BEGIN Records for processing
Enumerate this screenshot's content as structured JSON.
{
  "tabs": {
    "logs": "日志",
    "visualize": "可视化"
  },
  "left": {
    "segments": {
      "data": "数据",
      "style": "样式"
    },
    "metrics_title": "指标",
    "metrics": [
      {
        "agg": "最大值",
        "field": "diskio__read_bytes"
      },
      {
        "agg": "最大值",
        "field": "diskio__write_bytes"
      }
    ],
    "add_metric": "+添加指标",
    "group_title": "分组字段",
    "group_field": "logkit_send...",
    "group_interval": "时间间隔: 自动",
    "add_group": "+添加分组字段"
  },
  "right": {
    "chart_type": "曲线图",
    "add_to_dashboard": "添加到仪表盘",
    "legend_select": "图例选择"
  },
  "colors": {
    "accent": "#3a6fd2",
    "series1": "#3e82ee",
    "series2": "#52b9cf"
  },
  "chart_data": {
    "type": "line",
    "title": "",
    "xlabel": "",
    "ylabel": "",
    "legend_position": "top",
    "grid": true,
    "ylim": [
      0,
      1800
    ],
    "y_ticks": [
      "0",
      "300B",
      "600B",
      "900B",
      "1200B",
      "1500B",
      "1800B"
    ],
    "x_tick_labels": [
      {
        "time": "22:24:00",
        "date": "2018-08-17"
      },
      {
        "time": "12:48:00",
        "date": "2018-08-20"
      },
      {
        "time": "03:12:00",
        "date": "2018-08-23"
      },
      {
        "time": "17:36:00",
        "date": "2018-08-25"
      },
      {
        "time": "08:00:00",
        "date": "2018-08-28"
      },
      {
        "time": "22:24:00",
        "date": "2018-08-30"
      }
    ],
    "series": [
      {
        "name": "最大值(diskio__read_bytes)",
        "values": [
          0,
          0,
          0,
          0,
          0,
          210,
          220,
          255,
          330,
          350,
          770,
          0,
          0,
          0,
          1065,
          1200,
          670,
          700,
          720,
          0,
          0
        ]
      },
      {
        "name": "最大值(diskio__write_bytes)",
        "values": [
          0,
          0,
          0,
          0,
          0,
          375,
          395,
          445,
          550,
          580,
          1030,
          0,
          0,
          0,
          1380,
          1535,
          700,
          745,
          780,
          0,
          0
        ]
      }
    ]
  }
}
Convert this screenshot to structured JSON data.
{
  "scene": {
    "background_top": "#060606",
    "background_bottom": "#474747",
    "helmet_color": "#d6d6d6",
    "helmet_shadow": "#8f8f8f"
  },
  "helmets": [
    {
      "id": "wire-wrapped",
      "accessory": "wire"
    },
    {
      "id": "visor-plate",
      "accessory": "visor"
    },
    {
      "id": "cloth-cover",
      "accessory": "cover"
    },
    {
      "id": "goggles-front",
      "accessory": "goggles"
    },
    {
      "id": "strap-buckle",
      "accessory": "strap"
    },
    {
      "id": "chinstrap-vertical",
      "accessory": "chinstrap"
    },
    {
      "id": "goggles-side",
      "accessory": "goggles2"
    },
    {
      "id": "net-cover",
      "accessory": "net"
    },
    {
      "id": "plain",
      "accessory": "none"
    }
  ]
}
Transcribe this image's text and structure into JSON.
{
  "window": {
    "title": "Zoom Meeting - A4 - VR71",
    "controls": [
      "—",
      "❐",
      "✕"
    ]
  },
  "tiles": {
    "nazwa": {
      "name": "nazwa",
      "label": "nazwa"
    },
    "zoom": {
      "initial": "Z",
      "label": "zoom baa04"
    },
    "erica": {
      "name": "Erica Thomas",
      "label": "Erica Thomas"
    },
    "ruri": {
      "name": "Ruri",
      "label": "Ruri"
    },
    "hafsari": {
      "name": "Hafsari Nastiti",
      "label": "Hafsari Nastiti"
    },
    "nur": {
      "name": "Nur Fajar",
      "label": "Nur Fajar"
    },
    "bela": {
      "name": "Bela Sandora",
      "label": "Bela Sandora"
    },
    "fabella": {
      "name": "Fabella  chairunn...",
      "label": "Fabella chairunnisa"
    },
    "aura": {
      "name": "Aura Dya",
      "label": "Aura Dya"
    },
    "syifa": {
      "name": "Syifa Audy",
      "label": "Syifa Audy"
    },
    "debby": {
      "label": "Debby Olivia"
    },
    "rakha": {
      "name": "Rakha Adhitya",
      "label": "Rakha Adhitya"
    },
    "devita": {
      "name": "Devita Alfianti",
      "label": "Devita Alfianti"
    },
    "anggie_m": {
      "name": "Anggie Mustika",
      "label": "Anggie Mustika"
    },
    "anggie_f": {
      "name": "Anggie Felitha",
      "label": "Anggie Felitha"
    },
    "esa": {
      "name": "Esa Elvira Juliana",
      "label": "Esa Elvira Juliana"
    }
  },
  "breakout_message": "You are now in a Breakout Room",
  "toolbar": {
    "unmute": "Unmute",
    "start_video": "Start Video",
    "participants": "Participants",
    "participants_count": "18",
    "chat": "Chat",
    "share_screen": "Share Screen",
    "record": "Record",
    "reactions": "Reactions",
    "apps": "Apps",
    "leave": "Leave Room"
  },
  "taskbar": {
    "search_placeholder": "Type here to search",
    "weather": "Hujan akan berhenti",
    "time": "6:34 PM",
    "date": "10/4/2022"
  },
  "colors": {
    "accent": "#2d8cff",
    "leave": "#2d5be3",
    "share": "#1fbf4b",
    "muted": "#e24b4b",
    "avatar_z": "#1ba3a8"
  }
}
END Records for processing
Short problem:
Copy every line of the material, please, keeping it exactly the same.

Result:
Enumerate this screenshot's content as structured JSON.
{
  "tabs": {
    "logs": "日志",
    "visualize": "可视化"
  },
  "left": {
    "segments": {
      "data": "数据",
      "style": "样式"
    },
    "metrics_title": "指标",
    "metrics": [
      {
        "agg": "最大值",
        "field": "diskio__read_bytes"
      },
      {
        "agg": "最大值",
        "field": "diskio__write_bytes"
      }
    ],
    "add_metric": "+添加指标",
    "group_title": "分组字段",
    "group_field": "logkit_send...",
    "group_interval": "时间间隔: 自动",
    "add_group": "+添加分组字段"
  },
  "right": {
    "chart_type": "曲线图",
    "add_to_dashboard": "添加到仪表盘",
    "legend_select": "图例选择"
  },
  "colors": {
    "accent": "#3a6fd2",
    "series1": "#3e82ee",
    "series2": "#52b9cf"
  },
  "chart_data": {
    "type": "line",
    "title": "",
    "xlabel": "",
    "ylabel": "",
    "legend_position": "top",
    "grid": true,
    "ylim": [
      0,
      1800
    ],
    "y_ticks": [
      "0",
      "300B",
      "600B",
      "900B",
      "1200B",
      "1500B",
      "1800B"
    ],
    "x_tick_labels": [
      {
        "time": "22:24:00",
        "date": "2018-08-17"
      },
      {
        "time": "12:48:00",
        "date": "2018-08-20"
      },
      {
        "time": "03:12:00",
        "date": "2018-08-23"
      },
      {
        "time": "17:36:00",
        "date": "2018-08-25"
      },
      {
        "time": "08:00:00",
        "date": "2018-08-28"
      },
      {
        "time": "22:24:00",
        "date": "2018-08-30"
      }
    ],
    "series": [
      {
        "name": "最大值(diskio__read_bytes)",
        "values": [
          0,
          0,
          0,
          0,
          0,
          210,
          220,
          255,
          330,
          350,
          770,
          0,
          0,
          0,
          1065,
          1200,
          670,
          700,
          720,
          0,
          0
        ]
      },
      {
        "name": "最大值(diskio__write_bytes)",
        "values": [
          0,
          0,
          0,
          0,
          0,
          375,
          395,
          445,
          550,
          580,
          1030,
          0,
          0,
          0,
          1380,
          1535,
          700,
          745,
          780,
          0,
          0
        ]
      }
    ]
  }
}
Convert this screenshot to structured JSON data.
{
  "scene": {
    "background_top": "#060606",
    "background_bottom": "#474747",
    "helmet_color": "#d6d6d6",
    "helmet_shadow": "#8f8f8f"
  },
  "helmets": [
    {
      "id": "wire-wrapped",
      "accessory": "wire"
    },
    {
      "id": "visor-plate",
      "accessory": "visor"
    },
    {
      "id": "cloth-cover",
      "accessory": "cover"
    },
    {
      "id": "goggles-front",
      "accessory": "goggles"
    },
    {
      "id": "strap-buckle",
      "accessory": "strap"
    },
    {
      "id": "chinstrap-vertical",
      "accessory": "chinstrap"
    },
    {
      "id": "goggles-side",
      "accessory": "goggles2"
    },
    {
      "id": "net-cover",
      "accessory": "net"
    },
    {
      "id": "plain",
      "accessory": "none"
    }
  ]
}
Transcribe this image's text and structure into JSON.
{
  "window": {
    "title": "Zoom Meeting - A4 - VR71",
    "controls": [
      "—",
      "❐",
      "✕"
    ]
  },
  "tiles": {
    "nazwa": {
      "name": "nazwa",
      "label": "nazwa"
    },
    "zoom": {
      "initial": "Z",
      "label": "zoom baa04"
    },
    "erica": {
      "name": "Erica Thomas",
      "label": "Erica Thomas"
    },
    "ruri": {
      "name": "Ruri",
      "label": "Ruri"
    },
    "hafsari": {
      "name": "Hafsari Nastiti",
      "label": "Hafsari Nastiti"
    },
    "nur": {
      "name": "Nur Fajar",
      "label": "Nur Fajar"
    },
    "bela": {
      "name": "Bela Sandora",
      "label": "Bela Sandora"
    },
    "fabella": {
      "name": "Fabella  chairunn...",
      "label": "Fabella chairunnisa"
    },
    "aura": {
      "name": "Aura Dya",
      "label": "Aura Dya"
    },
    "syifa": {
      "name": "Syifa Audy",
      "label": "Syifa Audy"
    },
    "debby": {
      "label": "Debby Olivia"
    },
    "rakha": {
      "name": "Rakha Adhitya",
      "label": "Rakha Adhitya"
    },
    "devita": {
      "name": "Devita Alfianti",
      "label": "Devita Alfianti"
    },
    "anggie_m": {
      "name": "Anggie Mustika",
      "label": "Anggie Mustika"
    },
    "anggie_f": {
      "name": "Anggie Felitha",
      "label": "Anggie Felitha"
    },
    "esa": {
      "name": "Esa Elvira Juliana",
      "label": "Esa Elvira Juliana"
    }
  },
  "breakout_message": "You are now in a Breakout Room",
  "toolbar": {
    "unmute": "Unmute",
    "start_video": "Start Video",
    "participants": "Participants",
    "participants_count": "18",
    "chat": "Chat",
    "share_screen": "Share Screen",
    "record": "Record",
    "reactions": "Reactions",
    "apps": "Apps",
    "leave": "Leave Room"
  },
  "taskbar": {
    "search_placeholder": "Type here to search",
    "weather": "Hujan akan berhenti",
    "time": "6:34 PM",
    "date": "10/4/2022"
  },
  "colors": {
    "accent": "#2d8cff",
    "leave": "#2d5be3",
    "share": "#1fbf4b",
    "muted": "#e24b4b",
    "avatar_z": "#1ba3a8"
  }
}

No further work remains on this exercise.